— Begin Data —

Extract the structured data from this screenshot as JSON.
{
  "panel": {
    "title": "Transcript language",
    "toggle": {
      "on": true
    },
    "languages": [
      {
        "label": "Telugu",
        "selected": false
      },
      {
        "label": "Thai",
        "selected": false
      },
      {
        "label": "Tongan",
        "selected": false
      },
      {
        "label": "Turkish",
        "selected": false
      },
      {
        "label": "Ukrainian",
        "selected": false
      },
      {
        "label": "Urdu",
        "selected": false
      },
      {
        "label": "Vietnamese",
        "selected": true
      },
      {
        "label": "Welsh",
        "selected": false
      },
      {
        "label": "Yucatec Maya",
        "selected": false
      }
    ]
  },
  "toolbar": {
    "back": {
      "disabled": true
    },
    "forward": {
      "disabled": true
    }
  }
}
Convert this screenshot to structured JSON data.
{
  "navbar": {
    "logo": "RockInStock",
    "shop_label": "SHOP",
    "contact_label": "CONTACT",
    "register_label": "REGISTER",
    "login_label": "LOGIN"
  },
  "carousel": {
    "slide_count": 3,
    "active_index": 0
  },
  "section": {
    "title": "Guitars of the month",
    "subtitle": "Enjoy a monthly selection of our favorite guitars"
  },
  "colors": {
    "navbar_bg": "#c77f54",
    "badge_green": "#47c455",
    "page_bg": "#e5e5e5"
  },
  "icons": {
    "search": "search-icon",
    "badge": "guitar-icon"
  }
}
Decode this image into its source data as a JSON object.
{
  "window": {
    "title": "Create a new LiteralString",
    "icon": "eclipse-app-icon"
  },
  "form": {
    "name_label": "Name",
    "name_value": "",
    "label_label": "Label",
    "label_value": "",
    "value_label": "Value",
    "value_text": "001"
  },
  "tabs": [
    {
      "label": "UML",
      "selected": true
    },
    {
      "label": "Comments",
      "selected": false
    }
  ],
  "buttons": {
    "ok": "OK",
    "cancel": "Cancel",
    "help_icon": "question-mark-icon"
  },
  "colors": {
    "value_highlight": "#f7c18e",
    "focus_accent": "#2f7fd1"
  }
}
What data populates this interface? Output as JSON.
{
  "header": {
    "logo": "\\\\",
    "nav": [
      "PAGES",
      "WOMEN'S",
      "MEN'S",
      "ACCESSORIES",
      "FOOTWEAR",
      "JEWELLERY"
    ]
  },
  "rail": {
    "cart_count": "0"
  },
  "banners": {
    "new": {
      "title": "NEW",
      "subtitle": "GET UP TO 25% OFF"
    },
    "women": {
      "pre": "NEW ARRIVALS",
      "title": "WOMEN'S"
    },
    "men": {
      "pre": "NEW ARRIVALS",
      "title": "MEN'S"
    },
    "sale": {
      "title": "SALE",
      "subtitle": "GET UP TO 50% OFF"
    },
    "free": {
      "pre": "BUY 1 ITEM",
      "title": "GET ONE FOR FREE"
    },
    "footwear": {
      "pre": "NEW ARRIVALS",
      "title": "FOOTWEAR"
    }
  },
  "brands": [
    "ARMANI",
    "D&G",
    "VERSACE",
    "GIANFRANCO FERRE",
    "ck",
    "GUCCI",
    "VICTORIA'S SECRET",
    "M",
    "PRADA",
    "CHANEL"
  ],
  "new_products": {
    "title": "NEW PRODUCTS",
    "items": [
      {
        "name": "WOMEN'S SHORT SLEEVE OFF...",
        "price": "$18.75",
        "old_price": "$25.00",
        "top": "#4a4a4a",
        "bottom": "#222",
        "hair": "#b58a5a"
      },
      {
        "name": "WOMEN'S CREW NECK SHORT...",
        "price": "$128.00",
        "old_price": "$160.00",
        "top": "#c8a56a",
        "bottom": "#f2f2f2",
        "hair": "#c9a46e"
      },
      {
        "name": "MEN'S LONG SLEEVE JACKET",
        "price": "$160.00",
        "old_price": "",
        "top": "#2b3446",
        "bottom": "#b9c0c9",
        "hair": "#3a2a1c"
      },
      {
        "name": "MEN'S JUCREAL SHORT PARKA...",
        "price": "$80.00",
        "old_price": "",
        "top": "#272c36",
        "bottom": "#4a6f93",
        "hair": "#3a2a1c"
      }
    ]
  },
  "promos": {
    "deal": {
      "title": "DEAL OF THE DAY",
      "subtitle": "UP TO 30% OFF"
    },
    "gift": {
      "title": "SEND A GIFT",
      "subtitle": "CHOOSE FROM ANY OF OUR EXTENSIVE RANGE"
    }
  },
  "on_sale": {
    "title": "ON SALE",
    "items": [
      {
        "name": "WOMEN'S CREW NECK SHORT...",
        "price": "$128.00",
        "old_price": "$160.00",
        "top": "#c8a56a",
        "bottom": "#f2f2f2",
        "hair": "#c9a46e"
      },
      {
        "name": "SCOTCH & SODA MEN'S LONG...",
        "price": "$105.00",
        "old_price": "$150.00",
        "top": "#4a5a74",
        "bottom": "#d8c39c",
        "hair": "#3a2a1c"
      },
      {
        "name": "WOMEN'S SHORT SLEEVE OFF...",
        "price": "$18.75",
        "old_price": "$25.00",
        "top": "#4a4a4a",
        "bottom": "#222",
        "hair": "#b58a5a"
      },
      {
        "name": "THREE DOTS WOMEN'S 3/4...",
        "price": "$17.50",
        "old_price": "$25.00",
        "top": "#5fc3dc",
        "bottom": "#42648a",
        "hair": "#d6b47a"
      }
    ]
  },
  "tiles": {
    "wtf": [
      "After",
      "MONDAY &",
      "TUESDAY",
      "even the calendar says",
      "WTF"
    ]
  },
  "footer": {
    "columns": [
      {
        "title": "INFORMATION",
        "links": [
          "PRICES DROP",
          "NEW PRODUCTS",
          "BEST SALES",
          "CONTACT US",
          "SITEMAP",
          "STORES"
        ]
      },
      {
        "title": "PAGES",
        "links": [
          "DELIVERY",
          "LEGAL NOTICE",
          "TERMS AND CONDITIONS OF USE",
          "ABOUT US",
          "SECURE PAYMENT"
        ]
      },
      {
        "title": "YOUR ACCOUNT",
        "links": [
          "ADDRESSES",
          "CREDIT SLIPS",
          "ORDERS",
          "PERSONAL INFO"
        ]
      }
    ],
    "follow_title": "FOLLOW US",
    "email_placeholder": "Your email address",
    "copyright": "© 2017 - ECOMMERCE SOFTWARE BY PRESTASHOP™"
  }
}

— End Data —

> _Task goal_:
How many lines in the records above hold the word "bottom"? Give only the number.

> _Reply to the task_:
8